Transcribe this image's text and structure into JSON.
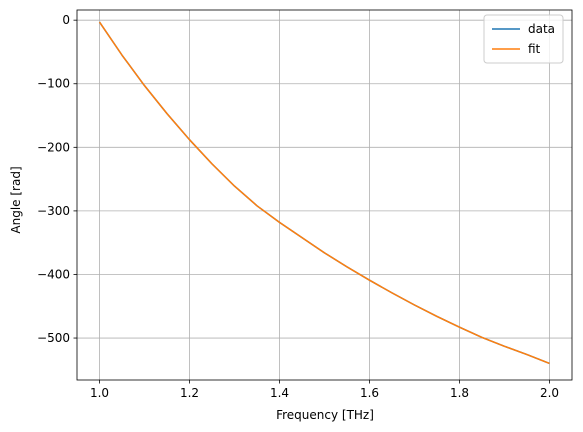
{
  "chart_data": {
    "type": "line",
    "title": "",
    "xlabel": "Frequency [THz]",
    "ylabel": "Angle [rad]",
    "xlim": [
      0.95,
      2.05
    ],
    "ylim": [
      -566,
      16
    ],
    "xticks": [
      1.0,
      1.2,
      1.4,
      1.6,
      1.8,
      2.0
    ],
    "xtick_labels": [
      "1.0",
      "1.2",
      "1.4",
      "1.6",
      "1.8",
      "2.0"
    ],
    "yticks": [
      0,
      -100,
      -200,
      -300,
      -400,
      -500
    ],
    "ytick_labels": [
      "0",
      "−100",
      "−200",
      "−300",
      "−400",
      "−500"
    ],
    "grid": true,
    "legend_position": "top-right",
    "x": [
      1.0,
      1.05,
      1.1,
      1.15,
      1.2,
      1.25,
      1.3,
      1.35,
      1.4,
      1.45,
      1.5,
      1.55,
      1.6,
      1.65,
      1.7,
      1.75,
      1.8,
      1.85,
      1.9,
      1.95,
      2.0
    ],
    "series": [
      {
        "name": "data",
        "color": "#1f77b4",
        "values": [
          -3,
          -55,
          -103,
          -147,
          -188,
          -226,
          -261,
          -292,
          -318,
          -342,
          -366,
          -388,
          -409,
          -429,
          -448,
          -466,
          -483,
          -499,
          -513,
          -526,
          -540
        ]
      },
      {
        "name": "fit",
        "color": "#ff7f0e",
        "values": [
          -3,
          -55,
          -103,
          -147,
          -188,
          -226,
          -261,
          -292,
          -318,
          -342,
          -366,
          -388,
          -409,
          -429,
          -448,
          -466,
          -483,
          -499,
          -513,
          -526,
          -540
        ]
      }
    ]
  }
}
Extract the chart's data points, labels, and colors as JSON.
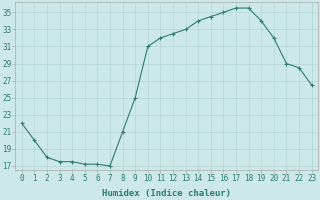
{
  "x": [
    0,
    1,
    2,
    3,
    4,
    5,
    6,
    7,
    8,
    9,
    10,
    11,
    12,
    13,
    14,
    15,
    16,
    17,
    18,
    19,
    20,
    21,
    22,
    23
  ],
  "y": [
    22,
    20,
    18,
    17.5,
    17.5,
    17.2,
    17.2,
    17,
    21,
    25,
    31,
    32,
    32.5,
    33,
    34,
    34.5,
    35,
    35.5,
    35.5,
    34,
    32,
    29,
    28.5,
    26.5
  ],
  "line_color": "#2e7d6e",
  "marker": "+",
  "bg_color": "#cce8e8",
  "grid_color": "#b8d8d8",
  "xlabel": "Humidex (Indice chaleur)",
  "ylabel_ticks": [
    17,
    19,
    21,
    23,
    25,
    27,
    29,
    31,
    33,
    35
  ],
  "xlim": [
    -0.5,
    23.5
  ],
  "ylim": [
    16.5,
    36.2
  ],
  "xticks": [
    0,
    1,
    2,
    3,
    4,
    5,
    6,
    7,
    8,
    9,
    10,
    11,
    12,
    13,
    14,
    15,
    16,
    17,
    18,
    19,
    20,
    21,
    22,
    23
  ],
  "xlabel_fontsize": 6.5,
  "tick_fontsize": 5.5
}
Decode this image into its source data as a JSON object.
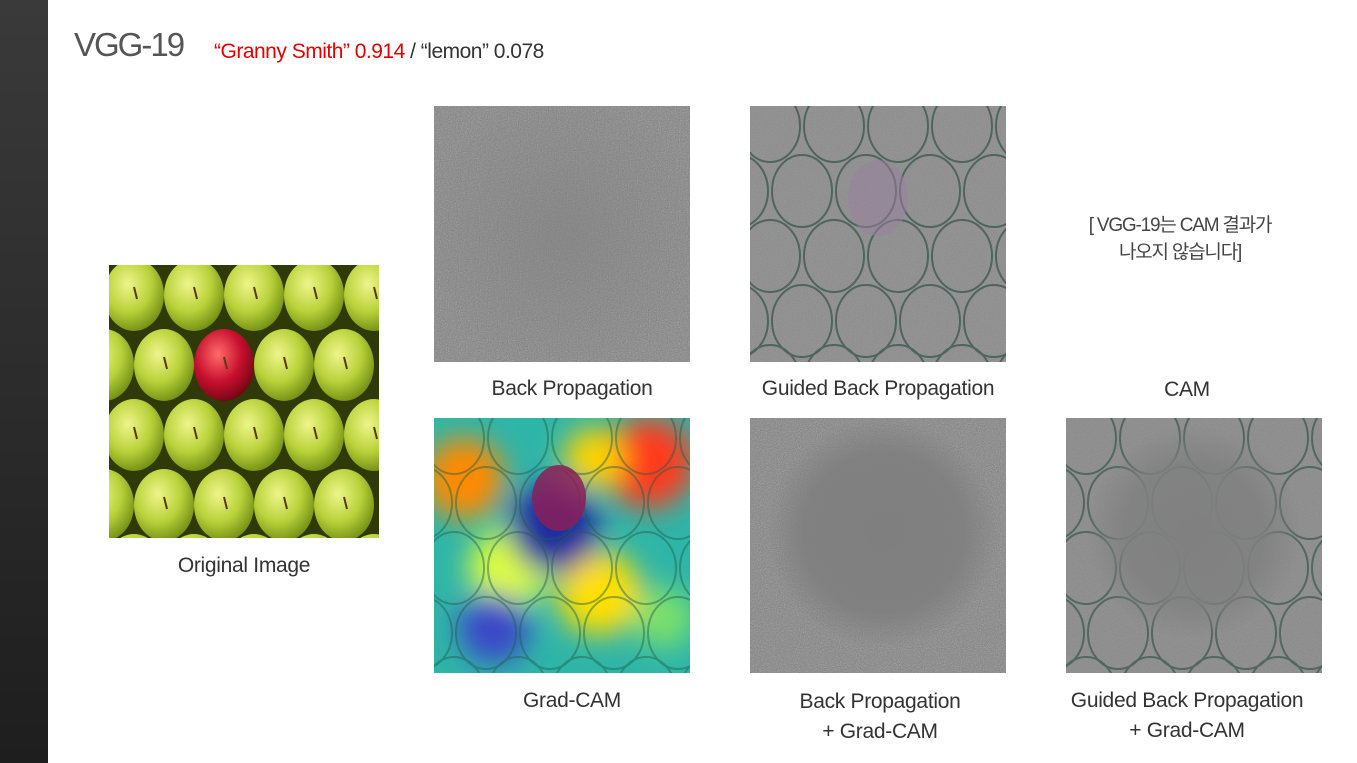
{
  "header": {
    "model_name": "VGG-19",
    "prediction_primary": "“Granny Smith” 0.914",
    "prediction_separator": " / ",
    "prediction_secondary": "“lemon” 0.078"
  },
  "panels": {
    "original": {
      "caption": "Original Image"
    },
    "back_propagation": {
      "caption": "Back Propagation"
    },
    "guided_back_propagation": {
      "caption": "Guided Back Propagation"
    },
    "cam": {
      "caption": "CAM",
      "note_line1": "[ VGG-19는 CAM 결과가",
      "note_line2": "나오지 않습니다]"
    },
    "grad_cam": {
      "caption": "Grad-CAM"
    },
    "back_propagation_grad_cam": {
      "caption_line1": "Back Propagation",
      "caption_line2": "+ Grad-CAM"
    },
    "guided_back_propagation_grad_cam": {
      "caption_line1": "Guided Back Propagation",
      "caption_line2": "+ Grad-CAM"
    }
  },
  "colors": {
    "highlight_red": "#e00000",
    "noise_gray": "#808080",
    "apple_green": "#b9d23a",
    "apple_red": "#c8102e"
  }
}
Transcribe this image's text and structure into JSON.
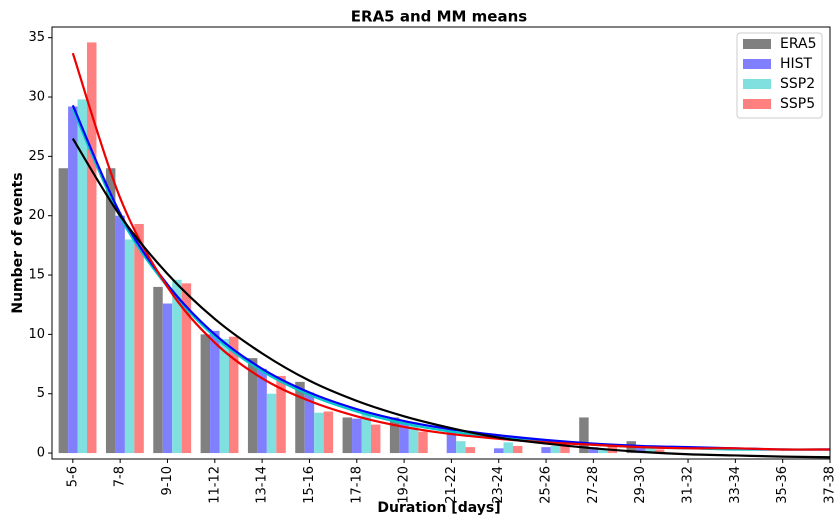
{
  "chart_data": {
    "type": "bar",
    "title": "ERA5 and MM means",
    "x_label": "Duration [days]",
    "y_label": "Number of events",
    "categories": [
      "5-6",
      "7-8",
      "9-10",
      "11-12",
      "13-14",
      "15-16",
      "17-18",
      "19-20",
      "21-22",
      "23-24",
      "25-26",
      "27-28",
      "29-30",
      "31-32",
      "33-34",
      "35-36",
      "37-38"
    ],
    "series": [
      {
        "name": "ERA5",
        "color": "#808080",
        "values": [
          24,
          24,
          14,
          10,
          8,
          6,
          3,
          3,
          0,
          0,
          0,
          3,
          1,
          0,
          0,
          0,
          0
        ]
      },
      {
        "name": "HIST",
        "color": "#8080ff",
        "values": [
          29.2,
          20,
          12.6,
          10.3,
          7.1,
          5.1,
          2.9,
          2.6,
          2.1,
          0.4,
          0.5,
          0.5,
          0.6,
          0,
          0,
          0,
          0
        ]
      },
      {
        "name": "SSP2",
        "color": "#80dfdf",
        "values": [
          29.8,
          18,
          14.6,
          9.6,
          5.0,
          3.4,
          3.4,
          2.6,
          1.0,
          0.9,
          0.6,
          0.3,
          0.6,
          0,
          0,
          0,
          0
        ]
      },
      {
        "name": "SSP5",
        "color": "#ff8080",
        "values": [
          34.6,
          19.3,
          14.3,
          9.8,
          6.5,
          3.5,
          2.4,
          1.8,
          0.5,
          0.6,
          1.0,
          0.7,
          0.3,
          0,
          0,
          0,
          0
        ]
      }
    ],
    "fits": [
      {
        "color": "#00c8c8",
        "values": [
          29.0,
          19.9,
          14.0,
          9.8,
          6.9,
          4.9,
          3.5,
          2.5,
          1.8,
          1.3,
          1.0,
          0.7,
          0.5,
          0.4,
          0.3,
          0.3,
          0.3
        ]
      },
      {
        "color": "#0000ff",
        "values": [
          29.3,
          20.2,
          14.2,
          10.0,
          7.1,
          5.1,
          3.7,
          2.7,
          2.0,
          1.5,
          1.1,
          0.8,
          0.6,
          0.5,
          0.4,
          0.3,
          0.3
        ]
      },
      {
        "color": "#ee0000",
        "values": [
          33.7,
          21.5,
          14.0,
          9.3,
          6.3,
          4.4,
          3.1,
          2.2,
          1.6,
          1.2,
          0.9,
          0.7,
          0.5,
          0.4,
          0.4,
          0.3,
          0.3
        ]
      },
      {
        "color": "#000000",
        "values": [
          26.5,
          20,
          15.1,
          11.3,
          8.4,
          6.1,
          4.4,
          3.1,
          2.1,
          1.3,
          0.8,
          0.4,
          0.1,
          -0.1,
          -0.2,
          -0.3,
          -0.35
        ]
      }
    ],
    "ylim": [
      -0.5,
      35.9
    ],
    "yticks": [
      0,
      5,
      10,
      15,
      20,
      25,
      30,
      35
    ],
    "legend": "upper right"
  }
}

* * *

● **Exercise objective**: Your task is to set down the records shown above exactly, minus any pictures.

● **Response to this exercise**:
Transcribe this image's text and structure into JSON.
{
  "chart_data": {
    "type": "line",
    "title": "",
    "xlabel": "Frequency [THz]",
    "ylabel": "Angle [rad]",
    "xlim": [
      0.95,
      2.05
    ],
    "ylim": [
      -566,
      16
    ],
    "xticks": [
      1.0,
      1.2,
      1.4,
      1.6,
      1.8,
      2.0
    ],
    "xtick_labels": [
      "1.0",
      "1.2",
      "1.4",
      "1.6",
      "1.8",
      "2.0"
    ],
    "yticks": [
      0,
      -100,
      -200,
      -300,
      -400,
      -500
    ],
    "ytick_labels": [
      "0",
      "−100",
      "−200",
      "−300",
      "−400",
      "−500"
    ],
    "grid": true,
    "legend_position": "top-right",
    "x": [
      1.0,
      1.05,
      1.1,
      1.15,
      1.2,
      1.25,
      1.3,
      1.35,
      1.4,
      1.45,
      1.5,
      1.55,
      1.6,
      1.65,
      1.7,
      1.75,
      1.8,
      1.85,
      1.9,
      1.95,
      2.0
    ],
    "series": [
      {
        "name": "data",
        "color": "#1f77b4",
        "values": [
          -3,
          -55,
          -103,
          -147,
          -188,
          -226,
          -261,
          -292,
          -318,
          -342,
          -366,
          -388,
          -409,
          -429,
          -448,
          -466,
          -483,
          -499,
          -513,
          -526,
          -540
        ]
      },
      {
        "name": "fit",
        "color": "#ff7f0e",
        "values": [
          -3,
          -55,
          -103,
          -147,
          -188,
          -226,
          -261,
          -292,
          -318,
          -342,
          -366,
          -388,
          -409,
          -429,
          -448,
          -466,
          -483,
          -499,
          -513,
          -526,
          -540
        ]
      }
    ]
  }
}
Extract the chart's data points, labels, and colors as JSON.
{
  "x": [
    0,
    1,
    2,
    3,
    4,
    5,
    6,
    7,
    8,
    9,
    10,
    11,
    12,
    13,
    14,
    15,
    16,
    17,
    18,
    19,
    20,
    21,
    22,
    23
  ],
  "y": [
    22,
    20,
    18,
    17.5,
    17.5,
    17.2,
    17.2,
    17,
    21,
    25,
    31,
    32,
    32.5,
    33,
    34,
    34.5,
    35,
    35.5,
    35.5,
    34,
    32,
    29,
    28.5,
    26.5
  ],
  "line_color": "#2e7d6e",
  "marker": "+",
  "bg_color": "#cce8e8",
  "grid_color": "#b8d8d8",
  "xlabel": "Humidex (Indice chaleur)",
  "ylabel_ticks": [
    17,
    19,
    21,
    23,
    25,
    27,
    29,
    31,
    33,
    35
  ],
  "xlim": [
    -0.5,
    23.5
  ],
  "ylim": [
    16.5,
    36.2
  ],
  "xticks": [
    0,
    1,
    2,
    3,
    4,
    5,
    6,
    7,
    8,
    9,
    10,
    11,
    12,
    13,
    14,
    15,
    16,
    17,
    18,
    19,
    20,
    21,
    22,
    23
  ],
  "xlabel_fontsize": 6.5,
  "tick_fontsize": 5.5
}
Decode this image into its source data as a JSON object.
{
  "header": {
    "model_name": "VGG-19",
    "prediction_primary": "“Granny Smith” 0.914",
    "prediction_separator": " / ",
    "prediction_secondary": "“lemon” 0.078"
  },
  "panels": {
    "original": {
      "caption": "Original Image"
    },
    "back_propagation": {
      "caption": "Back Propagation"
    },
    "guided_back_propagation": {
      "caption": "Guided Back Propagation"
    },
    "cam": {
      "caption": "CAM",
      "note_line1": "[ VGG-19는 CAM 결과가",
      "note_line2": "나오지 않습니다]"
    },
    "grad_cam": {
      "caption": "Grad-CAM"
    },
    "back_propagation_grad_cam": {
      "caption_line1": "Back Propagation",
      "caption_line2": "+ Grad-CAM"
    },
    "guided_back_propagation_grad_cam": {
      "caption_line1": "Guided Back Propagation",
      "caption_line2": "+ Grad-CAM"
    }
  },
  "colors": {
    "highlight_red": "#e00000",
    "noise_gray": "#808080",
    "apple_green": "#b9d23a",
    "apple_red": "#c8102e"
  }
}
Transcribe this image's text and structure into JSON.
{
  "chart_data": {
    "type": "bar",
    "title": "ERA5 and MM means",
    "x_label": "Duration [days]",
    "y_label": "Number of events",
    "categories": [
      "5-6",
      "7-8",
      "9-10",
      "11-12",
      "13-14",
      "15-16",
      "17-18",
      "19-20",
      "21-22",
      "23-24",
      "25-26",
      "27-28",
      "29-30",
      "31-32",
      "33-34",
      "35-36",
      "37-38"
    ],
    "series": [
      {
        "name": "ERA5",
        "color": "#808080",
        "values": [
          24,
          24,
          14,
          10,
          8,
          6,
          3,
          3,
          0,
          0,
          0,
          3,
          1,
          0,
          0,
          0,
          0
        ]
      },
      {
        "name": "HIST",
        "color": "#8080ff",
        "values": [
          29.2,
          20,
          12.6,
          10.3,
          7.1,
          5.1,
          2.9,
          2.6,
          2.1,
          0.4,
          0.5,
          0.5,
          0.6,
          0,
          0,
          0,
          0
        ]
      },
      {
        "name": "SSP2",
        "color": "#80dfdf",
        "values": [
          29.8,
          18,
          14.6,
          9.6,
          5.0,
          3.4,
          3.4,
          2.6,
          1.0,
          0.9,
          0.6,
          0.3,
          0.6,
          0,
          0,
          0,
          0
        ]
      },
      {
        "name": "SSP5",
        "color": "#ff8080",
        "values": [
          34.6,
          19.3,
          14.3,
          9.8,
          6.5,
          3.5,
          2.4,
          1.8,
          0.5,
          0.6,
          1.0,
          0.7,
          0.3,
          0,
          0,
          0,
          0
        ]
      }
    ],
    "fits": [
      {
        "color": "#00c8c8",
        "values": [
          29.0,
          19.9,
          14.0,
          9.8,
          6.9,
          4.9,
          3.5,
          2.5,
          1.8,
          1.3,
          1.0,
          0.7,
          0.5,
          0.4,
          0.3,
          0.3,
          0.3
        ]
      },
      {
        "color": "#0000ff",
        "values": [
          29.3,
          20.2,
          14.2,
          10.0,
          7.1,
          5.1,
          3.7,
          2.7,
          2.0,
          1.5,
          1.1,
          0.8,
          0.6,
          0.5,
          0.4,
          0.3,
          0.3
        ]
      },
      {
        "color": "#ee0000",
        "values": [
          33.7,
          21.5,
          14.0,
          9.3,
          6.3,
          4.4,
          3.1,
          2.2,
          1.6,
          1.2,
          0.9,
          0.7,
          0.5,
          0.4,
          0.4,
          0.3,
          0.3
        ]
      },
      {
        "color": "#000000",
        "values": [
          26.5,
          20,
          15.1,
          11.3,
          8.4,
          6.1,
          4.4,
          3.1,
          2.1,
          1.3,
          0.8,
          0.4,
          0.1,
          -0.1,
          -0.2,
          -0.3,
          -0.35
        ]
      }
    ],
    "ylim": [
      -0.5,
      35.9
    ],
    "yticks": [
      0,
      5,
      10,
      15,
      20,
      25,
      30,
      35
    ],
    "legend": "upper right"
  }
}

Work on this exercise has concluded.